* Goal
Where a line holds the string "更愿把钱花在哪儿", return that line.

Figure contents as structured data

--- Start ---

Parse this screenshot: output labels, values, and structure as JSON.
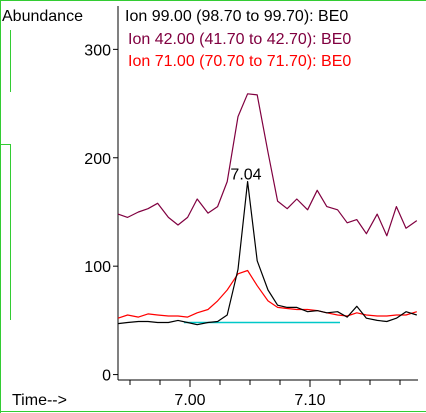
{
  "chart_data": {
    "type": "line",
    "ylabel": "Abundance",
    "xlabel": "Time-->",
    "xlim": [
      6.94,
      7.19
    ],
    "ylim": [
      -5,
      340
    ],
    "yticks": [
      0,
      100,
      200,
      300
    ],
    "xticks_labeled": [
      7.0,
      7.1
    ],
    "xtick_labels": [
      "7.00",
      "7.10"
    ],
    "xticks_minor": [
      6.95,
      6.975,
      7.025,
      7.05,
      7.075,
      7.125,
      7.15,
      7.175
    ],
    "legend": [
      {
        "text": "Ion  99.00 (98.70 to 99.70): BE0",
        "color": "#000000"
      },
      {
        "text": "Ion  42.00 (41.70 to 42.70): BE0",
        "color": "#800040"
      },
      {
        "text": "Ion  71.00 (70.70 to 71.70): BE0",
        "color": "#ff0000"
      }
    ],
    "annotations": [
      {
        "text": "7.04",
        "x": 7.04,
        "y": 182
      }
    ],
    "series": [
      {
        "color": "#000000",
        "x": [
          6.94,
          6.948,
          6.957,
          6.965,
          6.973,
          6.982,
          6.99,
          6.998,
          7.006,
          7.015,
          7.023,
          7.031,
          7.04,
          7.048,
          7.056,
          7.065,
          7.073,
          7.081,
          7.089,
          7.098,
          7.106,
          7.114,
          7.123,
          7.131,
          7.139,
          7.147,
          7.156,
          7.164,
          7.172,
          7.18,
          7.189
        ],
        "y": [
          47,
          48,
          49,
          49,
          48,
          48,
          50,
          48,
          46,
          48,
          49,
          55,
          97,
          178,
          105,
          78,
          64,
          62,
          62,
          58,
          59,
          57,
          58,
          53,
          63,
          52,
          50,
          49,
          52,
          58,
          55
        ]
      },
      {
        "color": "#800040",
        "x": [
          6.94,
          6.948,
          6.957,
          6.965,
          6.973,
          6.982,
          6.99,
          6.998,
          7.006,
          7.015,
          7.023,
          7.031,
          7.04,
          7.048,
          7.056,
          7.065,
          7.073,
          7.081,
          7.089,
          7.098,
          7.106,
          7.114,
          7.123,
          7.131,
          7.139,
          7.147,
          7.156,
          7.164,
          7.172,
          7.18,
          7.189
        ],
        "y": [
          148,
          145,
          150,
          153,
          158,
          145,
          138,
          145,
          162,
          149,
          155,
          178,
          238,
          259,
          258,
          205,
          160,
          153,
          162,
          152,
          170,
          155,
          152,
          140,
          143,
          130,
          148,
          128,
          155,
          135,
          142
        ]
      },
      {
        "color": "#ff0000",
        "x": [
          6.94,
          6.948,
          6.957,
          6.965,
          6.973,
          6.982,
          6.99,
          6.998,
          7.006,
          7.015,
          7.023,
          7.031,
          7.04,
          7.048,
          7.056,
          7.065,
          7.073,
          7.081,
          7.089,
          7.098,
          7.106,
          7.114,
          7.123,
          7.131,
          7.139,
          7.147,
          7.156,
          7.164,
          7.172,
          7.18,
          7.189
        ],
        "y": [
          52,
          55,
          53,
          56,
          55,
          54,
          54,
          53,
          57,
          60,
          68,
          78,
          93,
          96,
          82,
          68,
          62,
          61,
          60,
          60,
          59,
          57,
          55,
          54,
          57,
          55,
          54,
          54,
          55,
          55,
          58
        ]
      }
    ],
    "baseline": {
      "color": "#00c8c8",
      "x": [
        6.995,
        7.125
      ],
      "y": [
        48,
        48
      ]
    }
  }
}
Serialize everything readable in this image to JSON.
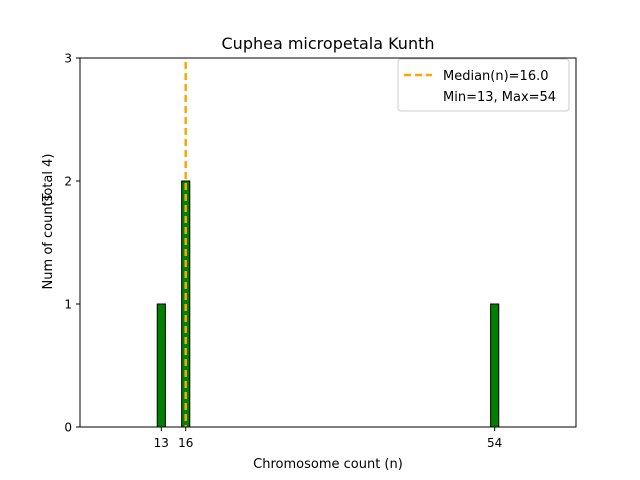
{
  "chart_data": {
    "type": "bar",
    "title": "Cuphea micropetala Kunth",
    "xlabel": "Chromosome count (n)",
    "ylabel": "Num of counts",
    "ylabel_note": "(Total 4)",
    "xlim": [
      3,
      64
    ],
    "ylim": [
      0,
      3
    ],
    "yticks": [
      0,
      1,
      2,
      3
    ],
    "xticks": [
      13,
      16,
      54
    ],
    "bars": [
      {
        "x": 13,
        "value": 1
      },
      {
        "x": 16,
        "value": 2
      },
      {
        "x": 54,
        "value": 1
      }
    ],
    "bar_width": 1,
    "bar_color": "#008000",
    "median": {
      "value": 16.0,
      "label": "Median(n)=16.0",
      "color": "#FFA500"
    },
    "legend": {
      "placement": "top-right",
      "entries": [
        "Median(n)=16.0",
        "Min=13, Max=54"
      ]
    }
  }
}
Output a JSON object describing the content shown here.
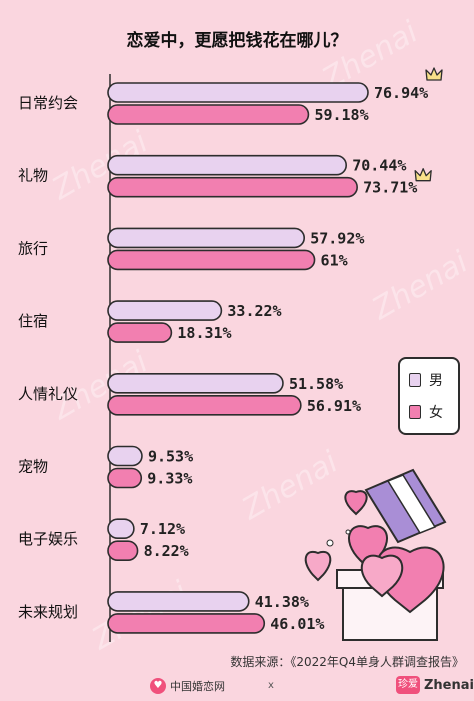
{
  "title": "恋爱中，更愿把钱花在哪儿？",
  "legend": {
    "male": "男",
    "female": "女"
  },
  "source": "数据来源：《2022年Q4单身人群调查报告》",
  "footer": {
    "logo1_text": "中国婚恋网",
    "logo_separator": "x",
    "logo2_badge": "珍爱",
    "logo2_text": "Zhenai"
  },
  "watermark": "Zhenai",
  "colors": {
    "background": "#fad6df",
    "male_bar": "#e8d2ef",
    "female_bar": "#f27fb0",
    "outline": "#2d2d2d",
    "crown": "#f8e08a"
  },
  "chart_data": {
    "type": "bar",
    "orientation": "horizontal",
    "title": "恋爱中，更愿把钱花在哪儿？",
    "categories": [
      "日常约会",
      "礼物",
      "旅行",
      "住宿",
      "人情礼仪",
      "宠物",
      "电子娱乐",
      "未来规划"
    ],
    "series": [
      {
        "name": "男",
        "values": [
          76.94,
          70.44,
          57.92,
          33.22,
          51.58,
          9.53,
          7.12,
          41.38
        ],
        "labels": [
          "76.94%",
          "70.44%",
          "57.92%",
          "33.22%",
          "51.58%",
          "9.53%",
          "7.12%",
          "41.38%"
        ]
      },
      {
        "name": "女",
        "values": [
          59.18,
          73.71,
          61,
          18.31,
          56.91,
          9.33,
          8.22,
          46.01
        ],
        "labels": [
          "59.18%",
          "73.71%",
          "61%",
          "18.31%",
          "56.91%",
          "9.33%",
          "8.22%",
          "46.01%"
        ]
      }
    ],
    "unit": "%",
    "legend_position": "right",
    "highlight": [
      {
        "category": "日常约会",
        "series": "男",
        "marker": "crown"
      },
      {
        "category": "礼物",
        "series": "女",
        "marker": "crown"
      }
    ]
  }
}
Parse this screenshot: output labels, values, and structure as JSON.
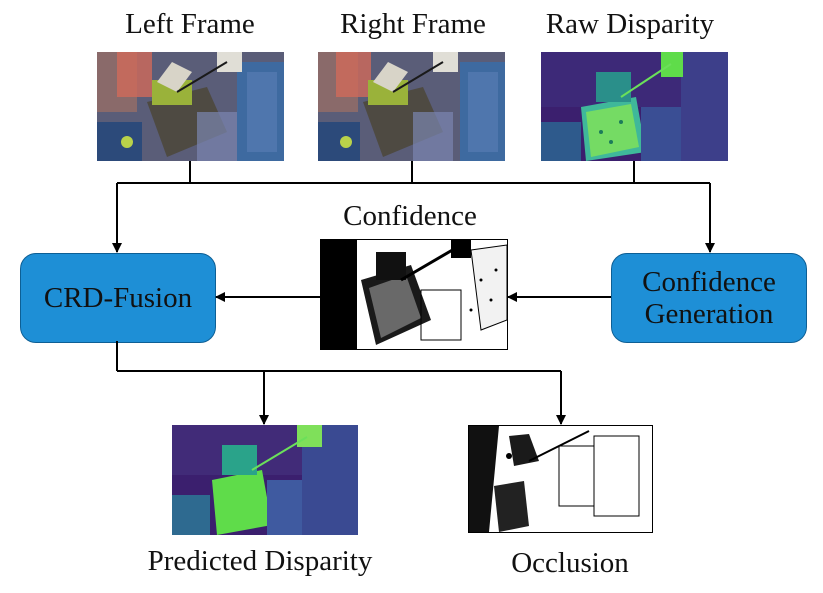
{
  "inputs": {
    "left_frame": "Left Frame",
    "right_frame": "Right Frame",
    "raw_disparity": "Raw Disparity"
  },
  "modules": {
    "fusion": "CRD-Fusion",
    "confidence_generation_line1": "Confidence",
    "confidence_generation_line2": "Generation"
  },
  "intermediate": {
    "confidence": "Confidence"
  },
  "outputs": {
    "predicted_disparity": "Predicted Disparity",
    "occlusion": "Occlusion"
  },
  "colors": {
    "module_fill": "#1e8fd6",
    "module_border": "#0d5f95",
    "arrow": "#000000",
    "disparity_low": "#3b1f6e",
    "disparity_high": "#5fdc4a"
  }
}
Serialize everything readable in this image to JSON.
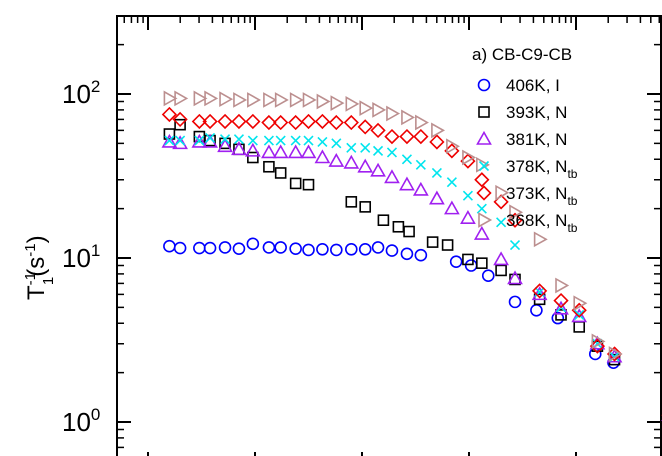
{
  "chart_data": {
    "type": "scatter",
    "title": "",
    "annotation": "a) CB-C9-CB",
    "xlabel": "",
    "ylabel": {
      "main": "T",
      "sub": "1",
      "sup1": "-1",
      "mid": "(s",
      "sup2": "-1",
      "end": ")"
    },
    "y_scale": "log",
    "ylim": [
      0.3,
      400
    ],
    "y_ticks": [
      {
        "value": 1,
        "base": "10",
        "exp": "0"
      },
      {
        "value": 10,
        "base": "10",
        "exp": "1"
      },
      {
        "value": 100,
        "base": "10",
        "exp": "2"
      }
    ],
    "x_scale": "log",
    "xlim_decades": [
      0,
      5
    ],
    "grid": false,
    "legend_position": "top-right",
    "series": [
      {
        "name": "406K, I",
        "label": {
          "main": "406K, I",
          "sub": ""
        },
        "marker": "circle",
        "color": "#0000ff",
        "points": [
          [
            0.2,
            11.8
          ],
          [
            0.3,
            11.5
          ],
          [
            0.48,
            11.5
          ],
          [
            0.58,
            11.5
          ],
          [
            0.72,
            11.6
          ],
          [
            0.85,
            11.4
          ],
          [
            0.98,
            12.2
          ],
          [
            1.13,
            11.6
          ],
          [
            1.24,
            11.6
          ],
          [
            1.38,
            11.4
          ],
          [
            1.5,
            11.2
          ],
          [
            1.63,
            11.3
          ],
          [
            1.76,
            11.2
          ],
          [
            1.9,
            11.3
          ],
          [
            2.03,
            11.3
          ],
          [
            2.15,
            11.6
          ],
          [
            2.28,
            11.1
          ],
          [
            2.42,
            10.6
          ],
          [
            2.55,
            10.4
          ],
          [
            2.88,
            9.5
          ],
          [
            3.02,
            9.0
          ],
          [
            3.18,
            7.8
          ],
          [
            3.43,
            5.4
          ],
          [
            3.63,
            4.8
          ],
          [
            3.83,
            4.3
          ],
          [
            4.18,
            2.6
          ],
          [
            4.35,
            2.3
          ],
          [
            4.87,
            1.05
          ]
        ]
      },
      {
        "name": "393K, N",
        "label": {
          "main": "393K, N",
          "sub": ""
        },
        "marker": "square",
        "color": "#000000",
        "points": [
          [
            0.2,
            57
          ],
          [
            0.3,
            65
          ],
          [
            0.48,
            55
          ],
          [
            0.58,
            52
          ],
          [
            0.72,
            50
          ],
          [
            0.85,
            46
          ],
          [
            0.98,
            41
          ],
          [
            1.13,
            36
          ],
          [
            1.24,
            33
          ],
          [
            1.38,
            28.5
          ],
          [
            1.5,
            28
          ],
          [
            1.9,
            22
          ],
          [
            2.03,
            20.5
          ],
          [
            2.2,
            17
          ],
          [
            2.34,
            15.5
          ],
          [
            2.44,
            14.5
          ],
          [
            2.66,
            12.5
          ],
          [
            2.8,
            12
          ],
          [
            2.99,
            9.8
          ],
          [
            3.12,
            9.3
          ],
          [
            3.3,
            8.4
          ],
          [
            3.43,
            7.4
          ],
          [
            3.66,
            5.6
          ],
          [
            3.86,
            4.5
          ],
          [
            4.03,
            3.8
          ],
          [
            4.2,
            2.9
          ],
          [
            4.36,
            2.4
          ],
          [
            4.87,
            1.0
          ]
        ]
      },
      {
        "name": "381K, N",
        "label": {
          "main": "381K, N",
          "sub": ""
        },
        "marker": "triangle-up",
        "color": "#a020f0",
        "points": [
          [
            0.2,
            51
          ],
          [
            0.3,
            50
          ],
          [
            0.48,
            51
          ],
          [
            0.58,
            51
          ],
          [
            0.72,
            48
          ],
          [
            0.85,
            46
          ],
          [
            0.98,
            45
          ],
          [
            1.13,
            44
          ],
          [
            1.24,
            44
          ],
          [
            1.38,
            44
          ],
          [
            1.5,
            44
          ],
          [
            1.63,
            41
          ],
          [
            1.76,
            39
          ],
          [
            1.9,
            38
          ],
          [
            2.03,
            36
          ],
          [
            2.15,
            34
          ],
          [
            2.28,
            31
          ],
          [
            2.42,
            28
          ],
          [
            2.55,
            26
          ],
          [
            2.7,
            23
          ],
          [
            2.84,
            20
          ],
          [
            2.99,
            17.5
          ],
          [
            3.12,
            14
          ],
          [
            3.3,
            9.8
          ],
          [
            3.43,
            7.5
          ],
          [
            3.66,
            6.0
          ],
          [
            3.86,
            4.9
          ],
          [
            4.03,
            4.4
          ],
          [
            4.2,
            3.0
          ],
          [
            4.36,
            2.5
          ],
          [
            4.87,
            1.1
          ]
        ]
      },
      {
        "name": "378K, N_tb",
        "label": {
          "main": "378K, N",
          "sub": "tb"
        },
        "marker": "x",
        "color": "#00e5ee",
        "points": [
          [
            0.2,
            52
          ],
          [
            0.3,
            52
          ],
          [
            0.48,
            52
          ],
          [
            0.58,
            54
          ],
          [
            0.72,
            53
          ],
          [
            0.85,
            53
          ],
          [
            0.98,
            52
          ],
          [
            1.13,
            52
          ],
          [
            1.24,
            52
          ],
          [
            1.38,
            52
          ],
          [
            1.5,
            52
          ],
          [
            1.63,
            51
          ],
          [
            1.76,
            50
          ],
          [
            1.9,
            47
          ],
          [
            2.03,
            47
          ],
          [
            2.15,
            45
          ],
          [
            2.28,
            44
          ],
          [
            2.42,
            40
          ],
          [
            2.55,
            37
          ],
          [
            2.7,
            33
          ],
          [
            2.84,
            29
          ],
          [
            2.99,
            24
          ],
          [
            3.12,
            20
          ],
          [
            3.3,
            16.5
          ],
          [
            3.43,
            12
          ],
          [
            3.66,
            6.2
          ],
          [
            3.86,
            5.0
          ],
          [
            4.03,
            4.5
          ],
          [
            4.2,
            3.0
          ],
          [
            4.36,
            2.5
          ],
          [
            4.87,
            1.1
          ]
        ]
      },
      {
        "name": "373K, N_tb",
        "label": {
          "main": "373K, N",
          "sub": "tb"
        },
        "marker": "diamond",
        "color": "#ee0000",
        "points": [
          [
            0.2,
            75
          ],
          [
            0.3,
            70
          ],
          [
            0.48,
            68
          ],
          [
            0.58,
            68
          ],
          [
            0.72,
            68
          ],
          [
            0.85,
            68
          ],
          [
            0.98,
            68
          ],
          [
            1.13,
            67
          ],
          [
            1.24,
            67
          ],
          [
            1.38,
            67
          ],
          [
            1.5,
            68
          ],
          [
            1.63,
            68
          ],
          [
            1.76,
            67
          ],
          [
            1.9,
            67
          ],
          [
            2.03,
            63
          ],
          [
            2.15,
            60
          ],
          [
            2.28,
            55
          ],
          [
            2.42,
            55
          ],
          [
            2.55,
            55
          ],
          [
            2.7,
            51
          ],
          [
            2.84,
            45
          ],
          [
            2.99,
            39
          ],
          [
            3.12,
            30
          ],
          [
            3.3,
            22
          ],
          [
            3.43,
            17
          ],
          [
            3.66,
            6.3
          ],
          [
            3.86,
            5.5
          ],
          [
            4.03,
            4.8
          ],
          [
            4.2,
            2.9
          ],
          [
            4.36,
            2.6
          ],
          [
            4.87,
            1.1
          ]
        ]
      },
      {
        "name": "368K, N_tb",
        "label": {
          "main": "368K, N",
          "sub": "tb"
        },
        "marker": "triangle-right",
        "color": "#bc8f8f",
        "points": [
          [
            0.2,
            94
          ],
          [
            0.3,
            94
          ],
          [
            0.48,
            94
          ],
          [
            0.58,
            94
          ],
          [
            0.72,
            93
          ],
          [
            0.85,
            92
          ],
          [
            0.98,
            92
          ],
          [
            1.13,
            92
          ],
          [
            1.24,
            92
          ],
          [
            1.38,
            92
          ],
          [
            1.5,
            92
          ],
          [
            1.63,
            90
          ],
          [
            1.76,
            88
          ],
          [
            1.9,
            87
          ],
          [
            2.03,
            82
          ],
          [
            2.15,
            80
          ],
          [
            2.28,
            76
          ],
          [
            2.42,
            72
          ],
          [
            2.55,
            67
          ],
          [
            2.7,
            60
          ],
          [
            2.84,
            48
          ],
          [
            2.99,
            41
          ],
          [
            3.12,
            37
          ],
          [
            3.3,
            25
          ],
          [
            3.43,
            19
          ],
          [
            3.66,
            13
          ],
          [
            3.86,
            6.8
          ],
          [
            4.03,
            5.3
          ],
          [
            4.2,
            3.1
          ],
          [
            4.36,
            2.6
          ],
          [
            4.87,
            1.1
          ]
        ]
      }
    ]
  }
}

--- End ---

* Output of the exercise
  "title": "恋爱中，更愿把钱花在哪儿？",
    "title": "恋爱中，更愿把钱花在哪儿？",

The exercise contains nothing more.